SET PROBLEM
Reproduce all the material exactly, minus any pictures it holds.
· · · · ·
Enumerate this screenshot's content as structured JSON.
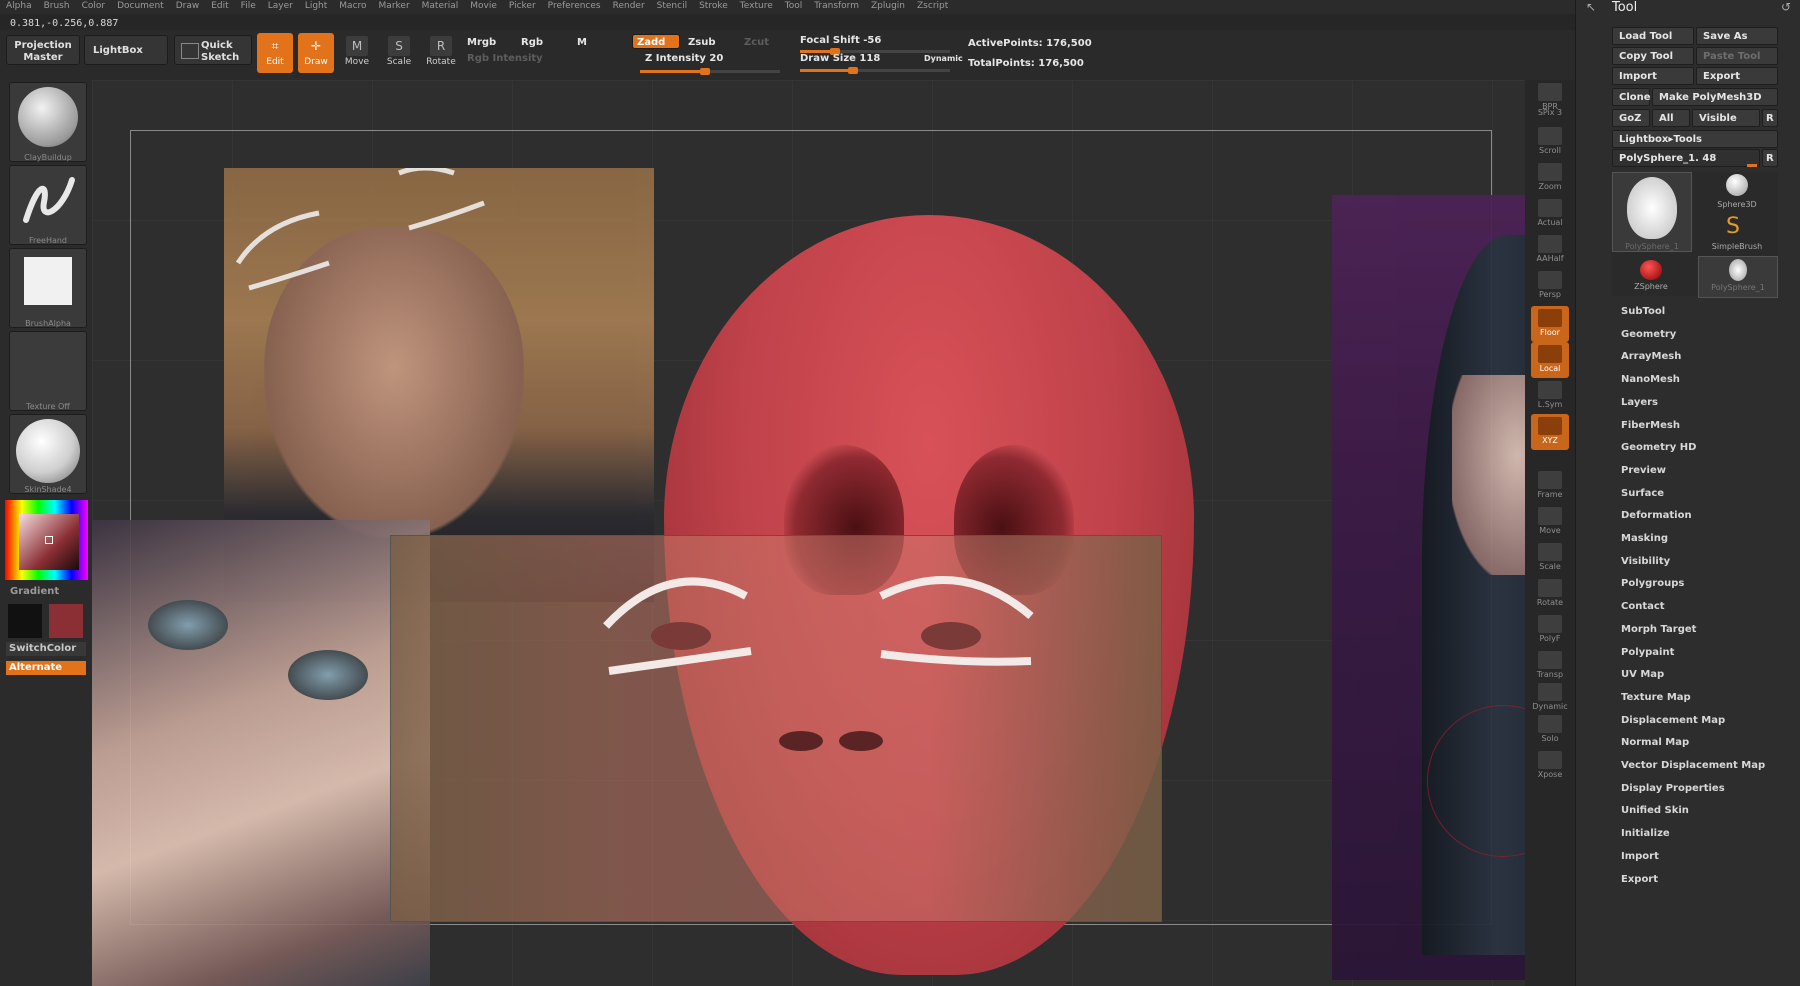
{
  "menu": [
    "Alpha",
    "Brush",
    "Color",
    "Document",
    "Draw",
    "Edit",
    "File",
    "Layer",
    "Light",
    "Macro",
    "Marker",
    "Material",
    "Movie",
    "Picker",
    "Preferences",
    "Render",
    "Stencil",
    "Stroke",
    "Texture",
    "Tool",
    "Transform",
    "Zplugin",
    "Zscript"
  ],
  "coords": "0.381,-0.256,0.887",
  "toolbar": {
    "projection_master": "Projection Master",
    "lightbox": "LightBox",
    "quick_sketch": "Quick Sketch",
    "edit": "Edit",
    "draw": "Draw",
    "move": "Move",
    "scale": "Scale",
    "rotate": "Rotate",
    "mrgb": "Mrgb",
    "rgb": "Rgb",
    "m": "M",
    "rgb_intensity": "Rgb Intensity",
    "zadd": "Zadd",
    "zsub": "Zsub",
    "zcut": "Zcut",
    "z_intensity": "Z Intensity 20",
    "focal_shift": "Focal Shift -56",
    "draw_size": "Draw Size 118",
    "dynamic": "Dynamic",
    "active_points": "ActivePoints: 176,500",
    "total_points": "TotalPoints: 176,500"
  },
  "left_shelf": {
    "brush": "ClayBuildup",
    "stroke": "FreeHand",
    "alpha": "BrushAlpha",
    "texture": "Texture Off",
    "material": "SkinShade4",
    "gradient": "Gradient",
    "switch_color": "SwitchColor",
    "alternate": "Alternate",
    "main_color": "#111111",
    "secondary_color": "#8b2f35"
  },
  "right_shelf": [
    {
      "label": "BPR",
      "icon": "sphere-icon"
    },
    {
      "label": "SPix 3",
      "icon": ""
    },
    {
      "label": "Scroll",
      "icon": "hand-icon"
    },
    {
      "label": "Zoom",
      "icon": "magnifier-icon"
    },
    {
      "label": "Actual",
      "icon": "magnifier-icon"
    },
    {
      "label": "AAHalf",
      "icon": "magnifier-icon"
    },
    {
      "label": "Persp",
      "icon": "grid-icon"
    },
    {
      "label": "Floor",
      "icon": "floor-icon"
    },
    {
      "label": "Local",
      "icon": "local-icon"
    },
    {
      "label": "L.Sym",
      "icon": "symmetry-icon"
    },
    {
      "label": "XYZ",
      "icon": "axis-icon"
    },
    {
      "label": "Frame",
      "icon": "frame-icon"
    },
    {
      "label": "Move",
      "icon": "hand-icon"
    },
    {
      "label": "Scale",
      "icon": "scale-icon"
    },
    {
      "label": "Rotate",
      "icon": "rotate-icon"
    },
    {
      "label": "PolyF",
      "icon": "polyframe-icon"
    },
    {
      "label": "Transp",
      "icon": "transparency-icon"
    },
    {
      "label": "Dynamic",
      "icon": "dynamic-icon"
    },
    {
      "label": "Solo",
      "icon": "solo-icon"
    },
    {
      "label": "Xpose",
      "icon": "xpose-icon"
    }
  ],
  "palette": {
    "title": "Tool",
    "load_tool": "Load Tool",
    "save_as": "Save As",
    "copy_tool": "Copy Tool",
    "paste_tool": "Paste Tool",
    "import": "Import",
    "export": "Export",
    "clone": "Clone",
    "make_polymesh": "Make PolyMesh3D",
    "goz": "GoZ",
    "all": "All",
    "visible": "Visible",
    "r": "R",
    "lightbox_tools": "Lightbox▸Tools",
    "current_tool": "PolySphere_1. 48",
    "tools": [
      "PolySphere_1",
      "Sphere3D",
      "SimpleBrush",
      "ZSphere",
      "PolySphere_1"
    ],
    "subpalettes": [
      "SubTool",
      "Geometry",
      "ArrayMesh",
      "NanoMesh",
      "Layers",
      "FiberMesh",
      "Geometry HD",
      "Preview",
      "Surface",
      "Deformation",
      "Masking",
      "Visibility",
      "Polygroups",
      "Contact",
      "Morph Target",
      "Polypaint",
      "UV Map",
      "Texture Map",
      "Displacement Map",
      "Normal Map",
      "Vector Displacement Map",
      "Display Properties",
      "Unified Skin",
      "Initialize",
      "Import",
      "Export"
    ]
  },
  "colors": {
    "accent": "#e3731a",
    "mesh": "#c8484c",
    "purple": "#4a1f55"
  }
}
· · · · ·
ANSWER FOR THE TASK
Enumerate this screenshot's content as structured JSON.
{
  "menu": [
    "Alpha",
    "Brush",
    "Color",
    "Document",
    "Draw",
    "Edit",
    "File",
    "Layer",
    "Light",
    "Macro",
    "Marker",
    "Material",
    "Movie",
    "Picker",
    "Preferences",
    "Render",
    "Stencil",
    "Stroke",
    "Texture",
    "Tool",
    "Transform",
    "Zplugin",
    "Zscript"
  ],
  "coords": "0.381,-0.256,0.887",
  "toolbar": {
    "projection_master": "Projection Master",
    "lightbox": "LightBox",
    "quick_sketch": "Quick Sketch",
    "edit": "Edit",
    "draw": "Draw",
    "move": "Move",
    "scale": "Scale",
    "rotate": "Rotate",
    "mrgb": "Mrgb",
    "rgb": "Rgb",
    "m": "M",
    "rgb_intensity": "Rgb Intensity",
    "zadd": "Zadd",
    "zsub": "Zsub",
    "zcut": "Zcut",
    "z_intensity": "Z Intensity 20",
    "focal_shift": "Focal Shift -56",
    "draw_size": "Draw Size 118",
    "dynamic": "Dynamic",
    "active_points": "ActivePoints: 176,500",
    "total_points": "TotalPoints: 176,500"
  },
  "left_shelf": {
    "brush": "ClayBuildup",
    "stroke": "FreeHand",
    "alpha": "BrushAlpha",
    "texture": "Texture Off",
    "material": "SkinShade4",
    "gradient": "Gradient",
    "switch_color": "SwitchColor",
    "alternate": "Alternate",
    "main_color": "#111111",
    "secondary_color": "#8b2f35"
  },
  "right_shelf": [
    {
      "label": "BPR",
      "icon": "sphere-icon"
    },
    {
      "label": "SPix 3",
      "icon": ""
    },
    {
      "label": "Scroll",
      "icon": "hand-icon"
    },
    {
      "label": "Zoom",
      "icon": "magnifier-icon"
    },
    {
      "label": "Actual",
      "icon": "magnifier-icon"
    },
    {
      "label": "AAHalf",
      "icon": "magnifier-icon"
    },
    {
      "label": "Persp",
      "icon": "grid-icon"
    },
    {
      "label": "Floor",
      "icon": "floor-icon"
    },
    {
      "label": "Local",
      "icon": "local-icon"
    },
    {
      "label": "L.Sym",
      "icon": "symmetry-icon"
    },
    {
      "label": "XYZ",
      "icon": "axis-icon"
    },
    {
      "label": "Frame",
      "icon": "frame-icon"
    },
    {
      "label": "Move",
      "icon": "hand-icon"
    },
    {
      "label": "Scale",
      "icon": "scale-icon"
    },
    {
      "label": "Rotate",
      "icon": "rotate-icon"
    },
    {
      "label": "PolyF",
      "icon": "polyframe-icon"
    },
    {
      "label": "Transp",
      "icon": "transparency-icon"
    },
    {
      "label": "Dynamic",
      "icon": "dynamic-icon"
    },
    {
      "label": "Solo",
      "icon": "solo-icon"
    },
    {
      "label": "Xpose",
      "icon": "xpose-icon"
    }
  ],
  "palette": {
    "title": "Tool",
    "load_tool": "Load Tool",
    "save_as": "Save As",
    "copy_tool": "Copy Tool",
    "paste_tool": "Paste Tool",
    "import": "Import",
    "export": "Export",
    "clone": "Clone",
    "make_polymesh": "Make PolyMesh3D",
    "goz": "GoZ",
    "all": "All",
    "visible": "Visible",
    "r": "R",
    "lightbox_tools": "Lightbox▸Tools",
    "current_tool": "PolySphere_1. 48",
    "tools": [
      "PolySphere_1",
      "Sphere3D",
      "SimpleBrush",
      "ZSphere",
      "PolySphere_1"
    ],
    "subpalettes": [
      "SubTool",
      "Geometry",
      "ArrayMesh",
      "NanoMesh",
      "Layers",
      "FiberMesh",
      "Geometry HD",
      "Preview",
      "Surface",
      "Deformation",
      "Masking",
      "Visibility",
      "Polygroups",
      "Contact",
      "Morph Target",
      "Polypaint",
      "UV Map",
      "Texture Map",
      "Displacement Map",
      "Normal Map",
      "Vector Displacement Map",
      "Display Properties",
      "Unified Skin",
      "Initialize",
      "Import",
      "Export"
    ]
  },
  "colors": {
    "accent": "#e3731a",
    "mesh": "#c8484c",
    "purple": "#4a1f55"
  }
}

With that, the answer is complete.